> **SOURCE DATA**
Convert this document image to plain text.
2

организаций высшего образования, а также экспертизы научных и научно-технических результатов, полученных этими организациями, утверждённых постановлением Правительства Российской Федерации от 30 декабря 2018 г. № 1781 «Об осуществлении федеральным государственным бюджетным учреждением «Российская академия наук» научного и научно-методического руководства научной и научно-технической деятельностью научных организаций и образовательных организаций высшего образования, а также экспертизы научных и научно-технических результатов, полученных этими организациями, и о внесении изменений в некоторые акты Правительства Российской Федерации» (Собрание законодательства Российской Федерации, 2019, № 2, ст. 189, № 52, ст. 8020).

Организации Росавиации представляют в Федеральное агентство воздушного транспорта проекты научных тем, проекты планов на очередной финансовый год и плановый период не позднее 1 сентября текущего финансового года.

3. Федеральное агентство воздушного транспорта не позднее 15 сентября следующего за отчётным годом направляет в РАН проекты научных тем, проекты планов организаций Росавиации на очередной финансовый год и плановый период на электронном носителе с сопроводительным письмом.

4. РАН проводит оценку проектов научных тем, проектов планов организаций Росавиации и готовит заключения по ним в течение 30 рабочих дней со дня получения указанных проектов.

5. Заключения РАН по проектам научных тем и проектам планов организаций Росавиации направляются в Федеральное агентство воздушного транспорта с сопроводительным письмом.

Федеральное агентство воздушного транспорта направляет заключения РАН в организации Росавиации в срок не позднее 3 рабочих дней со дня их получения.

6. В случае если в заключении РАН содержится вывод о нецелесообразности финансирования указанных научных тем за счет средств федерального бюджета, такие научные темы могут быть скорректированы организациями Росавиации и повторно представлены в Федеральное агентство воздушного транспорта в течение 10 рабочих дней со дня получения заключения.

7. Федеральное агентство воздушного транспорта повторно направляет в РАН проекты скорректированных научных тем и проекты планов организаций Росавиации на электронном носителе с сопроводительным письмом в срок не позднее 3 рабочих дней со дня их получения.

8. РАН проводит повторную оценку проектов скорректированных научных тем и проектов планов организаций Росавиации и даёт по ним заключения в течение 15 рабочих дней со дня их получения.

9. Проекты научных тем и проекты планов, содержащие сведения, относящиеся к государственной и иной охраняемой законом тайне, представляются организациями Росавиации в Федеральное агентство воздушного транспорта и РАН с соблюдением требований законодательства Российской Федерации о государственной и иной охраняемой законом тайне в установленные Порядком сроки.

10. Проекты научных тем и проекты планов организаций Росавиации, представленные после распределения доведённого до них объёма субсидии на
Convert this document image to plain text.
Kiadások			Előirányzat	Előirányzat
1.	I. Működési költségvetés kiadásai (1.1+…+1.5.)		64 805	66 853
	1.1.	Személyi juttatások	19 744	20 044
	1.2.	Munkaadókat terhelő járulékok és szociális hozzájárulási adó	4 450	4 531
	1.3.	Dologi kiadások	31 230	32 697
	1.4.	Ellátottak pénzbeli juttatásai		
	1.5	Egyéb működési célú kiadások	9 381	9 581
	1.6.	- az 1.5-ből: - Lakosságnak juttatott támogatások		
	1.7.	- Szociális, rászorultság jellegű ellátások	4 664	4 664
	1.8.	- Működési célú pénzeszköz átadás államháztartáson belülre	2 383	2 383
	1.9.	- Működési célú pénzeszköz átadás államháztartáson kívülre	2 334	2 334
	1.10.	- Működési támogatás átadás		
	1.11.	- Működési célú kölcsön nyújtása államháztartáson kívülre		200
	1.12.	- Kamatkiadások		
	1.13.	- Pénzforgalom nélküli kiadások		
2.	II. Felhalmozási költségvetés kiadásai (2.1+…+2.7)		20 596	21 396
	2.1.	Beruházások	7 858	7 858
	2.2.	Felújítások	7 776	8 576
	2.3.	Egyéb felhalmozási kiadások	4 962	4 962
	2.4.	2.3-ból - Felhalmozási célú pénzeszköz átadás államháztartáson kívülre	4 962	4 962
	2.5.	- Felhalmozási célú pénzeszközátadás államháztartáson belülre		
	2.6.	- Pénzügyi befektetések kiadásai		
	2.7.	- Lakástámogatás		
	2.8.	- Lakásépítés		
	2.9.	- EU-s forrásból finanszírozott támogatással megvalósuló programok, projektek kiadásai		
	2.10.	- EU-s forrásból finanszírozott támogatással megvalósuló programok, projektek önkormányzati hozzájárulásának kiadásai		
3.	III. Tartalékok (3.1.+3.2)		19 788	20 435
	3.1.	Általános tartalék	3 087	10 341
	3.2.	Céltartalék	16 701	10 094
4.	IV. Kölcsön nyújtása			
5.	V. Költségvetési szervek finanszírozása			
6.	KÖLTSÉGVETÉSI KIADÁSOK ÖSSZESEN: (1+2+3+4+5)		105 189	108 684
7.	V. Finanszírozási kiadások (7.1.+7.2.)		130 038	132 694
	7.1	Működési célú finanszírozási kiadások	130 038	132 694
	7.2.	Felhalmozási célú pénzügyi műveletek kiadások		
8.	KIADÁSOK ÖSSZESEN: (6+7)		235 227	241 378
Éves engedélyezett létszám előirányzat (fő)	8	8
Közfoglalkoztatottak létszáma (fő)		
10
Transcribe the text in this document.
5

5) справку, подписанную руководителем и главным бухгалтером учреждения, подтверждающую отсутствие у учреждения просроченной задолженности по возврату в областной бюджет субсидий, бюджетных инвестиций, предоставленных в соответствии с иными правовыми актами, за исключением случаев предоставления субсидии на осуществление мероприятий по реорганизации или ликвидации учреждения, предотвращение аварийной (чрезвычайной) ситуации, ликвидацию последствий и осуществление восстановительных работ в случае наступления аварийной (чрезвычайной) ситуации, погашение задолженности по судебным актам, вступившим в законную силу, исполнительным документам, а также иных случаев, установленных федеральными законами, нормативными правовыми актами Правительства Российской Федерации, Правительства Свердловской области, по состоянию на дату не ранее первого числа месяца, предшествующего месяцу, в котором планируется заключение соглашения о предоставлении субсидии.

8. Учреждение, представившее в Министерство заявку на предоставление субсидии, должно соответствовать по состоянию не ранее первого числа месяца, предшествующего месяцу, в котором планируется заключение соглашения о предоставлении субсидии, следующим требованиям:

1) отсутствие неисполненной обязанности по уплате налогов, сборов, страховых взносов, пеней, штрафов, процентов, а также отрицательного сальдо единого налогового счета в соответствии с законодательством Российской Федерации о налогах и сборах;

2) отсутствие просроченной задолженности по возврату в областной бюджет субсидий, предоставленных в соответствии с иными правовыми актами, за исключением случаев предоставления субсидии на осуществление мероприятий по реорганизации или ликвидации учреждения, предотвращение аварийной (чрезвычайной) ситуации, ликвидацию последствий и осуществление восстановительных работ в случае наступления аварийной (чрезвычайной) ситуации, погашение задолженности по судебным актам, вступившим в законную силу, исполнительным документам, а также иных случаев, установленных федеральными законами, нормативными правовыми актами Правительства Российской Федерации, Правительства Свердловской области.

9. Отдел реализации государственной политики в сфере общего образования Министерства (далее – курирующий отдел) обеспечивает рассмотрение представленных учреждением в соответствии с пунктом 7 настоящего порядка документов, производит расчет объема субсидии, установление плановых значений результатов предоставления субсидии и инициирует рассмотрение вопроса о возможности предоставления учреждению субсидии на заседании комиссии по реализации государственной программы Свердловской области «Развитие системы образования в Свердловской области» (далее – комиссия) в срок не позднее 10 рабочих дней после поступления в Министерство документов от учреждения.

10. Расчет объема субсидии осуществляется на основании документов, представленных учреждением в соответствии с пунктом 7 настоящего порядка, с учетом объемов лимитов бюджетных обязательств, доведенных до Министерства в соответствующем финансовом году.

> **WHAT THE TASK ASKS**
Reproduce the listing in full. Keep it exactly as written.

> **SOLVED PROBLEM**
Convert this document image to plain text.
2

организаций высшего образования, а также экспертизы научных и научно-технических результатов, полученных этими организациями, утверждённых постановлением Правительства Российской Федерации от 30 декабря 2018 г. № 1781 «Об осуществлении федеральным государственным бюджетным учреждением «Российская академия наук» научного и научно-методического руководства научной и научно-технической деятельностью научных организаций и образовательных организаций высшего образования, а также экспертизы научных и научно-технических результатов, полученных этими организациями, и о внесении изменений в некоторые акты Правительства Российской Федерации» (Собрание законодательства Российской Федерации, 2019, № 2, ст. 189, № 52, ст. 8020).

Организации Росавиации представляют в Федеральное агентство воздушного транспорта проекты научных тем, проекты планов на очередной финансовый год и плановый период не позднее 1 сентября текущего финансового года.

3. Федеральное агентство воздушного транспорта не позднее 15 сентября следующего за отчётным годом направляет в РАН проекты научных тем, проекты планов организаций Росавиации на очередной финансовый год и плановый период на электронном носителе с сопроводительным письмом.

4. РАН проводит оценку проектов научных тем, проектов планов организаций Росавиации и готовит заключения по ним в течение 30 рабочих дней со дня получения указанных проектов.

5. Заключения РАН по проектам научных тем и проектам планов организаций Росавиации направляются в Федеральное агентство воздушного транспорта с сопроводительным письмом.

Федеральное агентство воздушного транспорта направляет заключения РАН в организации Росавиации в срок не позднее 3 рабочих дней со дня их получения.

6. В случае если в заключении РАН содержится вывод о нецелесообразности финансирования указанных научных тем за счет средств федерального бюджета, такие научные темы могут быть скорректированы организациями Росавиации и повторно представлены в Федеральное агентство воздушного транспорта в течение 10 рабочих дней со дня получения заключения.

7. Федеральное агентство воздушного транспорта повторно направляет в РАН проекты скорректированных научных тем и проекты планов организаций Росавиации на электронном носителе с сопроводительным письмом в срок не позднее 3 рабочих дней со дня их получения.

8. РАН проводит повторную оценку проектов скорректированных научных тем и проектов планов организаций Росавиации и даёт по ним заключения в течение 15 рабочих дней со дня их получения.

9. Проекты научных тем и проекты планов, содержащие сведения, относящиеся к государственной и иной охраняемой законом тайне, представляются организациями Росавиации в Федеральное агентство воздушного транспорта и РАН с соблюдением требований законодательства Российской Федерации о государственной и иной охраняемой законом тайне в установленные Порядком сроки.

10. Проекты научных тем и проекты планов организаций Росавиации, представленные после распределения доведённого до них объёма субсидии на
Convert this document image to plain text.
Kiadások			Előirányzat	Előirányzat
1.	I. Működési költségvetés kiadásai (1.1+…+1.5.)		64 805	66 853
	1.1.	Személyi juttatások	19 744	20 044
	1.2.	Munkaadókat terhelő járulékok és szociális hozzájárulási adó	4 450	4 531
	1.3.	Dologi kiadások	31 230	32 697
	1.4.	Ellátottak pénzbeli juttatásai		
	1.5	Egyéb működési célú kiadások	9 381	9 581
	1.6.	- az 1.5-ből: - Lakosságnak juttatott támogatások		
	1.7.	- Szociális, rászorultság jellegű ellátások	4 664	4 664
	1.8.	- Működési célú pénzeszköz átadás államháztartáson belülre	2 383	2 383
	1.9.	- Működési célú pénzeszköz átadás államháztartáson kívülre	2 334	2 334
	1.10.	- Működési támogatás átadás		
	1.11.	- Működési célú kölcsön nyújtása államháztartáson kívülre		200
	1.12.	- Kamatkiadások		
	1.13.	- Pénzforgalom nélküli kiadások		
2.	II. Felhalmozási költségvetés kiadásai (2.1+…+2.7)		20 596	21 396
	2.1.	Beruházások	7 858	7 858
	2.2.	Felújítások	7 776	8 576
	2.3.	Egyéb felhalmozási kiadások	4 962	4 962
	2.4.	2.3-ból - Felhalmozási célú pénzeszköz átadás államháztartáson kívülre	4 962	4 962
	2.5.	- Felhalmozási célú pénzeszközátadás államháztartáson belülre		
	2.6.	- Pénzügyi befektetések kiadásai		
	2.7.	- Lakástámogatás		
	2.8.	- Lakásépítés		
	2.9.	- EU-s forrásból finanszírozott támogatással megvalósuló programok, projektek kiadásai		
	2.10.	- EU-s forrásból finanszírozott támogatással megvalósuló programok, projektek önkormányzati hozzájárulásának kiadásai		
3.	III. Tartalékok (3.1.+3.2)		19 788	20 435
	3.1.	Általános tartalék	3 087	10 341
	3.2.	Céltartalék	16 701	10 094
4.	IV. Kölcsön nyújtása			
5.	V. Költségvetési szervek finanszírozása			
6.	KÖLTSÉGVETÉSI KIADÁSOK ÖSSZESEN: (1+2+3+4+5)		105 189	108 684
7.	V. Finanszírozási kiadások (7.1.+7.2.)		130 038	132 694
	7.1	Működési célú finanszírozási kiadások	130 038	132 694
	7.2.	Felhalmozási célú pénzügyi műveletek kiadások		
8.	KIADÁSOK ÖSSZESEN: (6+7)		235 227	241 378
Éves engedélyezett létszám előirányzat (fő)	8	8
Közfoglalkoztatottak létszáma (fő)		
10
Transcribe the text in this document.
5

5) справку, подписанную руководителем и главным бухгалтером учреждения, подтверждающую отсутствие у учреждения просроченной задолженности по возврату в областной бюджет субсидий, бюджетных инвестиций, предоставленных в соответствии с иными правовыми актами, за исключением случаев предоставления субсидии на осуществление мероприятий по реорганизации или ликвидации учреждения, предотвращение аварийной (чрезвычайной) ситуации, ликвидацию последствий и осуществление восстановительных работ в случае наступления аварийной (чрезвычайной) ситуации, погашение задолженности по судебным актам, вступившим в законную силу, исполнительным документам, а также иных случаев, установленных федеральными законами, нормативными правовыми актами Правительства Российской Федерации, Правительства Свердловской области, по состоянию на дату не ранее первого числа месяца, предшествующего месяцу, в котором планируется заключение соглашения о предоставлении субсидии.

8. Учреждение, представившее в Министерство заявку на предоставление субсидии, должно соответствовать по состоянию не ранее первого числа месяца, предшествующего месяцу, в котором планируется заключение соглашения о предоставлении субсидии, следующим требованиям:

1) отсутствие неисполненной обязанности по уплате налогов, сборов, страховых взносов, пеней, штрафов, процентов, а также отрицательного сальдо единого налогового счета в соответствии с законодательством Российской Федерации о налогах и сборах;

2) отсутствие просроченной задолженности по возврату в областной бюджет субсидий, предоставленных в соответствии с иными правовыми актами, за исключением случаев предоставления субсидии на осуществление мероприятий по реорганизации или ликвидации учреждения, предотвращение аварийной (чрезвычайной) ситуации, ликвидацию последствий и осуществление восстановительных работ в случае наступления аварийной (чрезвычайной) ситуации, погашение задолженности по судебным актам, вступившим в законную силу, исполнительным документам, а также иных случаев, установленных федеральными законами, нормативными правовыми актами Правительства Российской Федерации, Правительства Свердловской области.

9. Отдел реализации государственной политики в сфере общего образования Министерства (далее – курирующий отдел) обеспечивает рассмотрение представленных учреждением в соответствии с пунктом 7 настоящего порядка документов, производит расчет объема субсидии, установление плановых значений результатов предоставления субсидии и инициирует рассмотрение вопроса о возможности предоставления учреждению субсидии на заседании комиссии по реализации государственной программы Свердловской области «Развитие системы образования в Свердловской области» (далее – комиссия) в срок не позднее 10 рабочих дней после поступления в Министерство документов от учреждения.

10. Расчет объема субсидии осуществляется на основании документов, представленных учреждением в соответствии с пунктом 7 настоящего порядка, с учетом объемов лимитов бюджетных обязательств, доведенных до Министерства в соответствующем финансовом году.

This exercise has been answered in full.